DIRECTION:
Check every line below for the string "street", and copy the lines that contain it.

EXCERPTED DATA:
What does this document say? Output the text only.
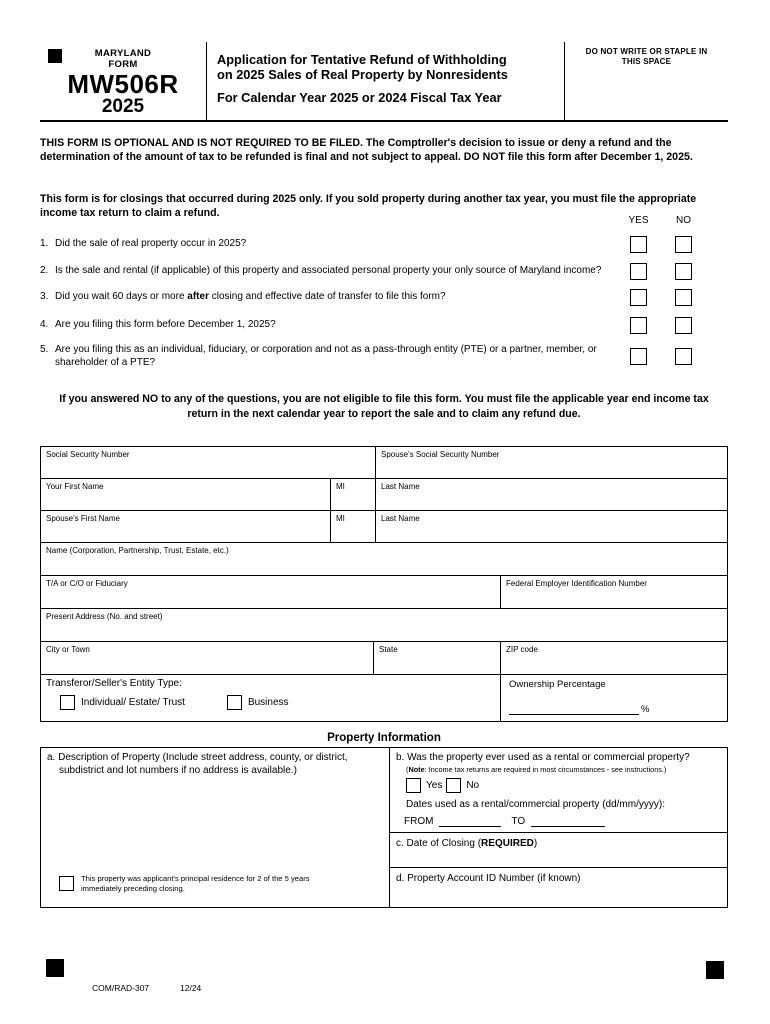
MARYLAND
FORM
MW506R
2025
Application for Tentative Refund of Withholding
on 2025 Sales of Real Property by Nonresidents
For Calendar Year 2025 or 2024 Fiscal Tax Year
DO NOT WRITE OR STAPLE IN THIS SPACE
THIS FORM IS OPTIONAL AND IS NOT REQUIRED TO BE FILED. The Comptroller's decision to issue or deny a refund and the determination of the amount of tax to be refunded is final and not subject to appeal. DO NOT file this form after December 1, 2025.
This form is for closings that occurred during 2025 only. If you sold property during another tax year, you must file the appropriate income tax return to claim a refund.
YES	NO
1. Did the sale of real property occur in 2025?
2. Is the sale and rental (if applicable) of this property and associated personal property your only source of Maryland income?
3. Did you wait 60 days or more after closing and effective date of transfer to file this form?
4. Are you filing this form before December 1, 2025?
5. Are you filing this as an individual, fiduciary, or corporation and not as a pass-through entity (PTE) or a partner, member, or shareholder of a PTE?
If you answered NO to any of the questions, you are not eligible to file this form. You must file the applicable year end income tax return in the next calendar year to report the sale and to claim any refund due.
Social Security Number	Spouse's Social Security Number
Your First Name	MI	Last Name
Spouse's First Name	MI	Last Name
Name (Corporation, Partnership, Trust, Estate, etc.)
T/A or C/O or Fiduciary	Federal Employer Identification Number
Present Address (No. and street)
City or Town	State	ZIP code
Transferor/Seller's Entity Type:
Individual/ Estate/ Trust	Business
Ownership Percentage
%
Property Information
a. Description of Property (Include street address, county, or district, subdistrict and lot numbers if no address is available.)
This property was applicant's principal residence for 2 of the 5 years immediately preceding closing.
b. Was the property ever used as a rental or commercial property?
(Note: Income tax returns are required in most circumstances - see instructions.)
Yes No
Dates used as a rental/commercial property (dd/mm/yyyy):
FROM	TO
c. Date of Closing (REQUIRED)
d. Property Account ID Number (if known)
COM/RAD-307	12/24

RIGHT ANSWER:
Present Address (No. and street)
a. Description of Property (Include street address, county, or district, subdistrict and lot numbers if no address is available.)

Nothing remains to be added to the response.